Copy each record exactly as it reads, leaving out any pictures it holds.
------
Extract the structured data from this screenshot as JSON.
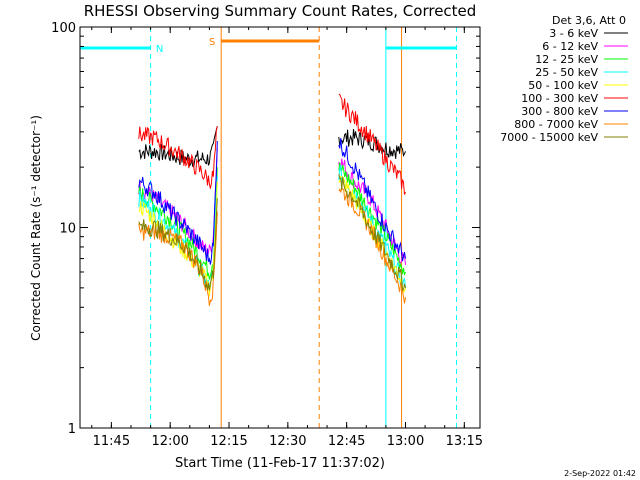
{
  "chart_data": {
    "type": "line",
    "title": "RHESSI Observing Summary Count Rates, Corrected",
    "xlabel": "Start Time (11-Feb-17 11:37:02)",
    "ylabel": "Corrected Count Rate (s⁻¹ detector⁻¹)",
    "y_scale": "log",
    "ylim": [
      1,
      100
    ],
    "xlim_minutes": [
      "11:37",
      "13:19"
    ],
    "x_ticks": [
      "11:45",
      "12:00",
      "12:15",
      "12:30",
      "12:45",
      "13:00",
      "13:15"
    ],
    "y_ticks": [
      "1",
      "10",
      "100"
    ],
    "grid": false,
    "legend": {
      "placement": "top-right",
      "header": "Det 3,6, Att 0",
      "entries": [
        {
          "label": "3 - 6 keV",
          "color": "#000000"
        },
        {
          "label": "6 - 12 keV",
          "color": "#ff00ff"
        },
        {
          "label": "12 - 25 keV",
          "color": "#00ff00"
        },
        {
          "label": "25 - 50 keV",
          "color": "#00ffff"
        },
        {
          "label": "50 - 100 keV",
          "color": "#ffff00"
        },
        {
          "label": "100 - 300 keV",
          "color": "#ff0000"
        },
        {
          "label": "300 - 800 keV",
          "color": "#0000ff"
        },
        {
          "label": "800 - 7000 keV",
          "color": "#ff8000"
        },
        {
          "label": "7000 - 15000 keV",
          "color": "#808000"
        }
      ]
    },
    "series": [
      {
        "name": "3 - 6 keV",
        "color": "#000000",
        "segments": [
          {
            "t": [
              "11:52",
              "11:56",
              "12:00",
              "12:04",
              "12:08",
              "12:10",
              "12:11",
              "12:12"
            ],
            "v": [
              24,
              24,
              23,
              22,
              22,
              22,
              24,
              32
            ]
          },
          {
            "t": [
              "12:43",
              "12:47",
              "12:51",
              "12:55",
              "12:59",
              "13:00"
            ],
            "v": [
              28,
              28,
              27,
              25,
              24,
              24
            ]
          }
        ]
      },
      {
        "name": "6 - 12 keV",
        "color": "#ff00ff",
        "segments": [
          {
            "t": [
              "11:52",
              "11:56",
              "12:00",
              "12:04",
              "12:08",
              "12:10",
              "12:11",
              "12:12"
            ],
            "v": [
              16,
              14,
              12,
              10,
              8,
              7.5,
              9,
              25
            ]
          },
          {
            "t": [
              "12:43",
              "12:47",
              "12:51",
              "12:55",
              "12:59",
              "13:00"
            ],
            "v": [
              22,
              17,
              14,
              10,
              7,
              6.5
            ]
          }
        ]
      },
      {
        "name": "12 - 25 keV",
        "color": "#00ff00",
        "segments": [
          {
            "t": [
              "11:52",
              "11:56",
              "12:00",
              "12:04",
              "12:08",
              "12:10",
              "12:11",
              "12:12"
            ],
            "v": [
              15,
              13,
              11,
              9,
              7,
              6,
              7,
              20
            ]
          },
          {
            "t": [
              "12:43",
              "12:47",
              "12:51",
              "12:55",
              "12:59",
              "13:00"
            ],
            "v": [
              20,
              16,
              12,
              9,
              6.5,
              6
            ]
          }
        ]
      },
      {
        "name": "25 - 50 keV",
        "color": "#00ffff",
        "segments": [
          {
            "t": [
              "11:52",
              "11:56",
              "12:00",
              "12:04",
              "12:08",
              "12:10",
              "12:11",
              "12:12"
            ],
            "v": [
              14,
              12,
              10,
              8,
              6,
              5,
              6,
              18
            ]
          },
          {
            "t": [
              "12:43",
              "12:47",
              "12:51",
              "12:55",
              "12:59",
              "13:00"
            ],
            "v": [
              19,
              15,
              11,
              8,
              5.5,
              5
            ]
          }
        ]
      },
      {
        "name": "50 - 100 keV",
        "color": "#ffff00",
        "segments": [
          {
            "t": [
              "11:52",
              "11:56",
              "12:00",
              "12:04",
              "12:08",
              "12:10",
              "12:11",
              "12:12"
            ],
            "v": [
              13,
              11,
              9,
              7.5,
              6,
              5,
              6,
              17
            ]
          },
          {
            "t": [
              "12:43",
              "12:47",
              "12:51",
              "12:55",
              "12:59",
              "13:00"
            ],
            "v": [
              18,
              14,
              10,
              7.5,
              5.5,
              5
            ]
          }
        ]
      },
      {
        "name": "100 - 300 keV",
        "color": "#ff0000",
        "segments": [
          {
            "t": [
              "11:52",
              "11:56",
              "12:00",
              "12:04",
              "12:08",
              "12:10",
              "12:11",
              "12:12"
            ],
            "v": [
              29,
              28,
              25,
              22,
              19,
              17,
              18,
              32
            ]
          },
          {
            "t": [
              "12:43",
              "12:47",
              "12:51",
              "12:55",
              "12:59",
              "13:00"
            ],
            "v": [
              43,
              35,
              28,
              22,
              17,
              15
            ]
          }
        ]
      },
      {
        "name": "300 - 800 keV",
        "color": "#0000ff",
        "segments": [
          {
            "t": [
              "11:52",
              "11:56",
              "12:00",
              "12:04",
              "12:08",
              "12:10",
              "12:11",
              "12:12"
            ],
            "v": [
              17,
              15,
              12,
              10,
              8,
              7,
              8,
              27
            ]
          },
          {
            "t": [
              "12:43",
              "12:47",
              "12:51",
              "12:55",
              "12:59",
              "13:00"
            ],
            "v": [
              27,
              20,
              14,
              10,
              7.5,
              7
            ]
          }
        ]
      },
      {
        "name": "800 - 7000 keV",
        "color": "#ff8000",
        "segments": [
          {
            "t": [
              "11:52",
              "11:56",
              "12:00",
              "12:04",
              "12:08",
              "12:10",
              "12:11",
              "12:12"
            ],
            "v": [
              9.5,
              9.5,
              9,
              8,
              6,
              4.5,
              5,
              12
            ]
          },
          {
            "t": [
              "12:43",
              "12:47",
              "12:51",
              "12:55",
              "12:59",
              "13:00"
            ],
            "v": [
              16,
              13,
              10,
              7,
              5,
              4.5
            ]
          }
        ]
      },
      {
        "name": "7000 - 15000 keV",
        "color": "#808000",
        "segments": [
          {
            "t": [
              "11:52",
              "11:56",
              "12:00",
              "12:04",
              "12:08",
              "12:10",
              "12:11",
              "12:12"
            ],
            "v": [
              10,
              10,
              9,
              8,
              6,
              5,
              6,
              14
            ]
          },
          {
            "t": [
              "12:43",
              "12:47",
              "12:51",
              "12:55",
              "12:59",
              "13:00"
            ],
            "v": [
              17,
              14,
              10,
              7.5,
              5.5,
              5
            ]
          }
        ]
      }
    ],
    "markers": [
      {
        "type": "solid-vline",
        "t": "11:37",
        "color": "#00ffff"
      },
      {
        "type": "dashed-vline",
        "t": "11:55",
        "color": "#00ffff"
      },
      {
        "type": "solid-vline",
        "t": "12:13",
        "color": "#ff8000"
      },
      {
        "type": "dashed-vline",
        "t": "12:38",
        "color": "#ff8000"
      },
      {
        "type": "solid-vline",
        "t": "12:55",
        "color": "#00ffff"
      },
      {
        "type": "solid-vline",
        "t": "12:59",
        "color": "#ff8000"
      },
      {
        "type": "dashed-vline",
        "t": "13:13",
        "color": "#00ffff"
      }
    ],
    "intervals": [
      {
        "kind": "night",
        "label": "N",
        "color": "#00ffff",
        "segments": [
          [
            "11:37",
            "11:55"
          ],
          [
            "12:55",
            "13:13"
          ]
        ]
      },
      {
        "kind": "saa",
        "label": "S",
        "color": "#ff8000",
        "segments": [
          [
            "12:13",
            "12:38"
          ]
        ]
      }
    ],
    "annotation_labels": [
      "N",
      "S"
    ],
    "timestamp": "2-Sep-2022 01:42"
  }
}
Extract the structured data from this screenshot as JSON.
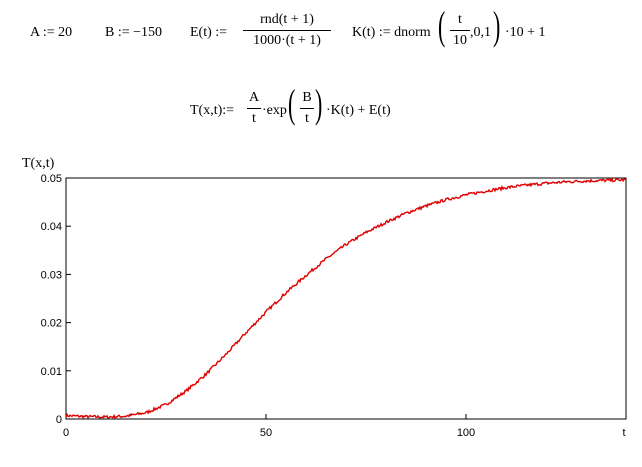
------
> **Correct response**:
Extract the structured data from this screenshot as JSON.
{
  "chart_data": {
    "type": "line",
    "title": "RHESSI Observing Summary Count Rates, Corrected",
    "xlabel": "Start Time (11-Feb-17 11:37:02)",
    "ylabel": "Corrected Count Rate (s⁻¹ detector⁻¹)",
    "y_scale": "log",
    "ylim": [
      1,
      100
    ],
    "xlim_minutes": [
      "11:37",
      "13:19"
    ],
    "x_ticks": [
      "11:45",
      "12:00",
      "12:15",
      "12:30",
      "12:45",
      "13:00",
      "13:15"
    ],
    "y_ticks": [
      "1",
      "10",
      "100"
    ],
    "grid": false,
    "legend": {
      "placement": "top-right",
      "header": "Det 3,6, Att 0",
      "entries": [
        {
          "label": "3 - 6 keV",
          "color": "#000000"
        },
        {
          "label": "6 - 12 keV",
          "color": "#ff00ff"
        },
        {
          "label": "12 - 25 keV",
          "color": "#00ff00"
        },
        {
          "label": "25 - 50 keV",
          "color": "#00ffff"
        },
        {
          "label": "50 - 100 keV",
          "color": "#ffff00"
        },
        {
          "label": "100 - 300 keV",
          "color": "#ff0000"
        },
        {
          "label": "300 - 800 keV",
          "color": "#0000ff"
        },
        {
          "label": "800 - 7000 keV",
          "color": "#ff8000"
        },
        {
          "label": "7000 - 15000 keV",
          "color": "#808000"
        }
      ]
    },
    "series": [
      {
        "name": "3 - 6 keV",
        "color": "#000000",
        "segments": [
          {
            "t": [
              "11:52",
              "11:56",
              "12:00",
              "12:04",
              "12:08",
              "12:10",
              "12:11",
              "12:12"
            ],
            "v": [
              24,
              24,
              23,
              22,
              22,
              22,
              24,
              32
            ]
          },
          {
            "t": [
              "12:43",
              "12:47",
              "12:51",
              "12:55",
              "12:59",
              "13:00"
            ],
            "v": [
              28,
              28,
              27,
              25,
              24,
              24
            ]
          }
        ]
      },
      {
        "name": "6 - 12 keV",
        "color": "#ff00ff",
        "segments": [
          {
            "t": [
              "11:52",
              "11:56",
              "12:00",
              "12:04",
              "12:08",
              "12:10",
              "12:11",
              "12:12"
            ],
            "v": [
              16,
              14,
              12,
              10,
              8,
              7.5,
              9,
              25
            ]
          },
          {
            "t": [
              "12:43",
              "12:47",
              "12:51",
              "12:55",
              "12:59",
              "13:00"
            ],
            "v": [
              22,
              17,
              14,
              10,
              7,
              6.5
            ]
          }
        ]
      },
      {
        "name": "12 - 25 keV",
        "color": "#00ff00",
        "segments": [
          {
            "t": [
              "11:52",
              "11:56",
              "12:00",
              "12:04",
              "12:08",
              "12:10",
              "12:11",
              "12:12"
            ],
            "v": [
              15,
              13,
              11,
              9,
              7,
              6,
              7,
              20
            ]
          },
          {
            "t": [
              "12:43",
              "12:47",
              "12:51",
              "12:55",
              "12:59",
              "13:00"
            ],
            "v": [
              20,
              16,
              12,
              9,
              6.5,
              6
            ]
          }
        ]
      },
      {
        "name": "25 - 50 keV",
        "color": "#00ffff",
        "segments": [
          {
            "t": [
              "11:52",
              "11:56",
              "12:00",
              "12:04",
              "12:08",
              "12:10",
              "12:11",
              "12:12"
            ],
            "v": [
              14,
              12,
              10,
              8,
              6,
              5,
              6,
              18
            ]
          },
          {
            "t": [
              "12:43",
              "12:47",
              "12:51",
              "12:55",
              "12:59",
              "13:00"
            ],
            "v": [
              19,
              15,
              11,
              8,
              5.5,
              5
            ]
          }
        ]
      },
      {
        "name": "50 - 100 keV",
        "color": "#ffff00",
        "segments": [
          {
            "t": [
              "11:52",
              "11:56",
              "12:00",
              "12:04",
              "12:08",
              "12:10",
              "12:11",
              "12:12"
            ],
            "v": [
              13,
              11,
              9,
              7.5,
              6,
              5,
              6,
              17
            ]
          },
          {
            "t": [
              "12:43",
              "12:47",
              "12:51",
              "12:55",
              "12:59",
              "13:00"
            ],
            "v": [
              18,
              14,
              10,
              7.5,
              5.5,
              5
            ]
          }
        ]
      },
      {
        "name": "100 - 300 keV",
        "color": "#ff0000",
        "segments": [
          {
            "t": [
              "11:52",
              "11:56",
              "12:00",
              "12:04",
              "12:08",
              "12:10",
              "12:11",
              "12:12"
            ],
            "v": [
              29,
              28,
              25,
              22,
              19,
              17,
              18,
              32
            ]
          },
          {
            "t": [
              "12:43",
              "12:47",
              "12:51",
              "12:55",
              "12:59",
              "13:00"
            ],
            "v": [
              43,
              35,
              28,
              22,
              17,
              15
            ]
          }
        ]
      },
      {
        "name": "300 - 800 keV",
        "color": "#0000ff",
        "segments": [
          {
            "t": [
              "11:52",
              "11:56",
              "12:00",
              "12:04",
              "12:08",
              "12:10",
              "12:11",
              "12:12"
            ],
            "v": [
              17,
              15,
              12,
              10,
              8,
              7,
              8,
              27
            ]
          },
          {
            "t": [
              "12:43",
              "12:47",
              "12:51",
              "12:55",
              "12:59",
              "13:00"
            ],
            "v": [
              27,
              20,
              14,
              10,
              7.5,
              7
            ]
          }
        ]
      },
      {
        "name": "800 - 7000 keV",
        "color": "#ff8000",
        "segments": [
          {
            "t": [
              "11:52",
              "11:56",
              "12:00",
              "12:04",
              "12:08",
              "12:10",
              "12:11",
              "12:12"
            ],
            "v": [
              9.5,
              9.5,
              9,
              8,
              6,
              4.5,
              5,
              12
            ]
          },
          {
            "t": [
              "12:43",
              "12:47",
              "12:51",
              "12:55",
              "12:59",
              "13:00"
            ],
            "v": [
              16,
              13,
              10,
              7,
              5,
              4.5
            ]
          }
        ]
      },
      {
        "name": "7000 - 15000 keV",
        "color": "#808000",
        "segments": [
          {
            "t": [
              "11:52",
              "11:56",
              "12:00",
              "12:04",
              "12:08",
              "12:10",
              "12:11",
              "12:12"
            ],
            "v": [
              10,
              10,
              9,
              8,
              6,
              5,
              6,
              14
            ]
          },
          {
            "t": [
              "12:43",
              "12:47",
              "12:51",
              "12:55",
              "12:59",
              "13:00"
            ],
            "v": [
              17,
              14,
              10,
              7.5,
              5.5,
              5
            ]
          }
        ]
      }
    ],
    "markers": [
      {
        "type": "solid-vline",
        "t": "11:37",
        "color": "#00ffff"
      },
      {
        "type": "dashed-vline",
        "t": "11:55",
        "color": "#00ffff"
      },
      {
        "type": "solid-vline",
        "t": "12:13",
        "color": "#ff8000"
      },
      {
        "type": "dashed-vline",
        "t": "12:38",
        "color": "#ff8000"
      },
      {
        "type": "solid-vline",
        "t": "12:55",
        "color": "#00ffff"
      },
      {
        "type": "solid-vline",
        "t": "12:59",
        "color": "#ff8000"
      },
      {
        "type": "dashed-vline",
        "t": "13:13",
        "color": "#00ffff"
      }
    ],
    "intervals": [
      {
        "kind": "night",
        "label": "N",
        "color": "#00ffff",
        "segments": [
          [
            "11:37",
            "11:55"
          ],
          [
            "12:55",
            "13:13"
          ]
        ]
      },
      {
        "kind": "saa",
        "label": "S",
        "color": "#ff8000",
        "segments": [
          [
            "12:13",
            "12:38"
          ]
        ]
      }
    ],
    "annotation_labels": [
      "N",
      "S"
    ],
    "timestamp": "2-Sep-2022 01:42"
  }
}
Extract the structured data from this screenshot as JSON.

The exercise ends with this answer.